┌──

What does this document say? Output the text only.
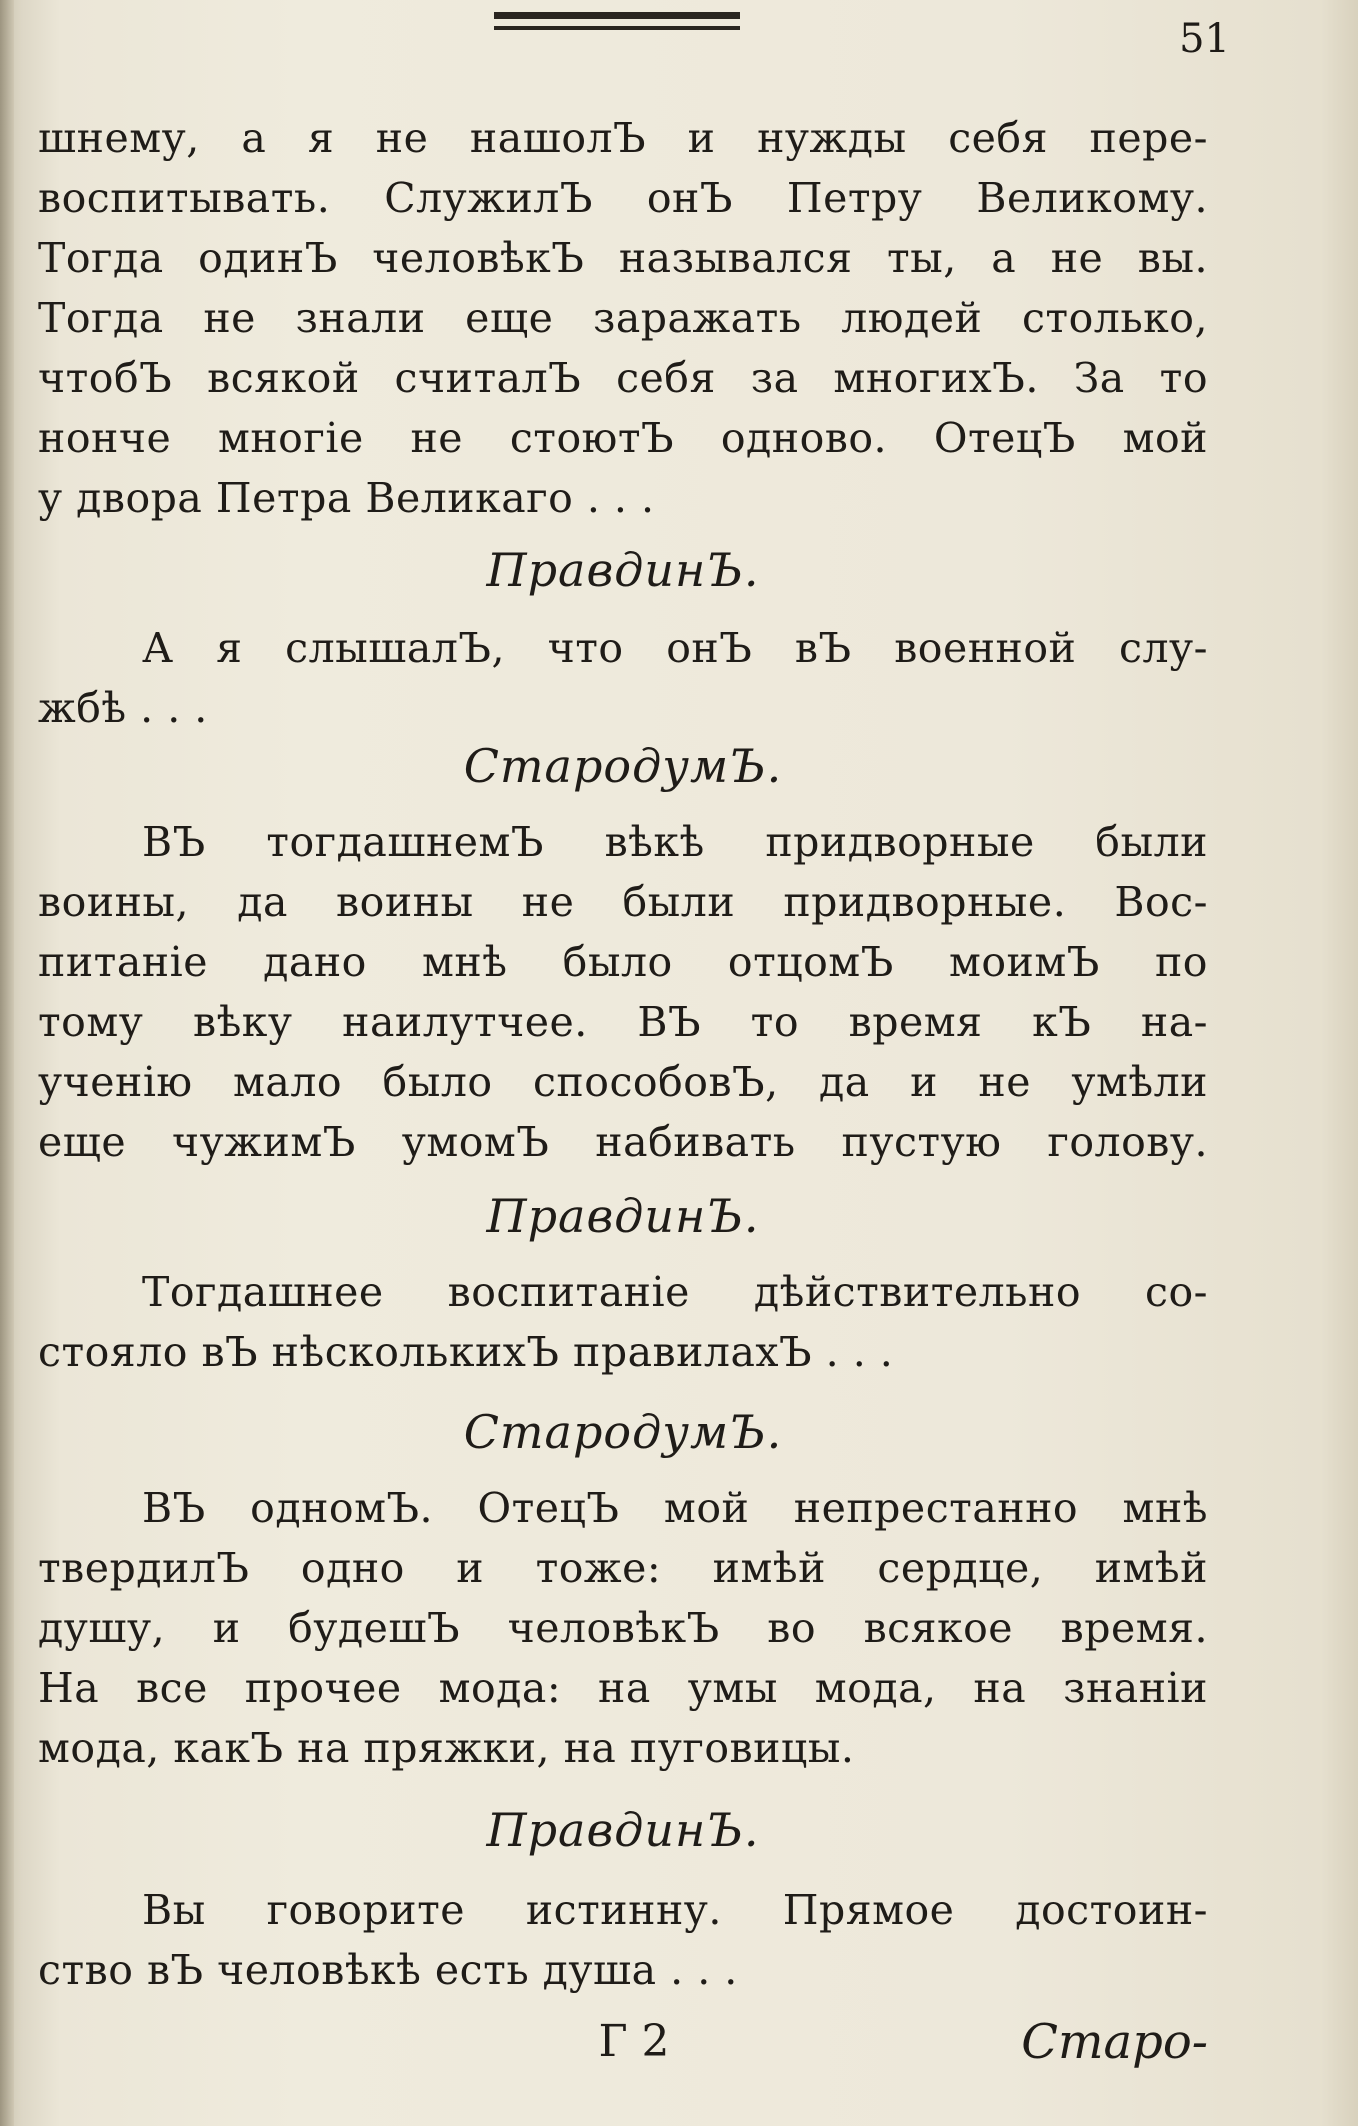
51
шнему, а я не нашолЪ и нужды себя пере-
воспитывать. СлужилЪ онЪ Петру Великому.
Тогда одинЪ человѣкЪ назывался ты, а не вы.
Тогда не знали еще заражать людей столько,
чтобЪ всякой считалЪ себя за многихЪ. За то
нонче многіе не стоютЪ одново. ОтецЪ мой
у двора Петра Великаго . . .
ПравдинЪ.
А я слышалЪ, что онЪ вЪ военной слу-
жбѣ . . .
СтародумЪ.
ВЪ тогдашнемЪ вѣкѣ придворные были
воины, да воины не были придворные. Вос-
питаніе дано мнѣ было отцомЪ моимЪ по
тому вѣку наилутчее. ВЪ то время кЪ на-
ученію мало было способовЪ, да и не умѣли
еще чужимЪ умомЪ набивать пустую голову.
ПравдинЪ.
Тогдашнее воспитаніе дѣйствительно со-
стояло вЪ нѣсколькихЪ правилахЪ . . .
СтародумЪ.
ВЪ одномЪ. ОтецЪ мой непрестанно мнѣ
твердилЪ одно и тоже: имѣй сердце, имѣй
душу, и будешЪ человѣкЪ во всякое время.
На все прочее мода: на умы мода, на знаніи
мода, какЪ на пряжки, на пуговицы.
ПравдинЪ.
Вы говорите истинну. Прямое достоин-
ство вЪ человѣкѣ есть душа . . .
Г 2	Старо-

└──

Write every entry out again exactly, dropping the pictures.

What does this document say? Output the text only.
51
шнему, а я не нашолЪ и нужды себя пере-
воспитывать. СлужилЪ онЪ Петру Великому.
Тогда одинЪ человѣкЪ назывался ты, а не вы.
Тогда не знали еще заражать людей столько,
чтобЪ всякой считалЪ себя за многихЪ. За то
нонче многіе не стоютЪ одново. ОтецЪ мой
у двора Петра Великаго . . .
ПравдинЪ.
А я слышалЪ, что онЪ вЪ военной слу-
жбѣ . . .
СтародумЪ.
ВЪ тогдашнемЪ вѣкѣ придворные были
воины, да воины не были придворные. Вос-
питаніе дано мнѣ было отцомЪ моимЪ по
тому вѣку наилутчее. ВЪ то время кЪ на-
ученію мало было способовЪ, да и не умѣли
еще чужимЪ умомЪ набивать пустую голову.
ПравдинЪ.
Тогдашнее воспитаніе дѣйствительно со-
стояло вЪ нѣсколькихЪ правилахЪ . . .
СтародумЪ.
ВЪ одномЪ. ОтецЪ мой непрестанно мнѣ
твердилЪ одно и тоже: имѣй сердце, имѣй
душу, и будешЪ человѣкЪ во всякое время.
На все прочее мода: на умы мода, на знаніи
мода, какЪ на пряжки, на пуговицы.
ПравдинЪ.
Вы говорите истинну. Прямое достоин-
ство вЪ человѣкѣ есть душа . . .
Г 2	Старо-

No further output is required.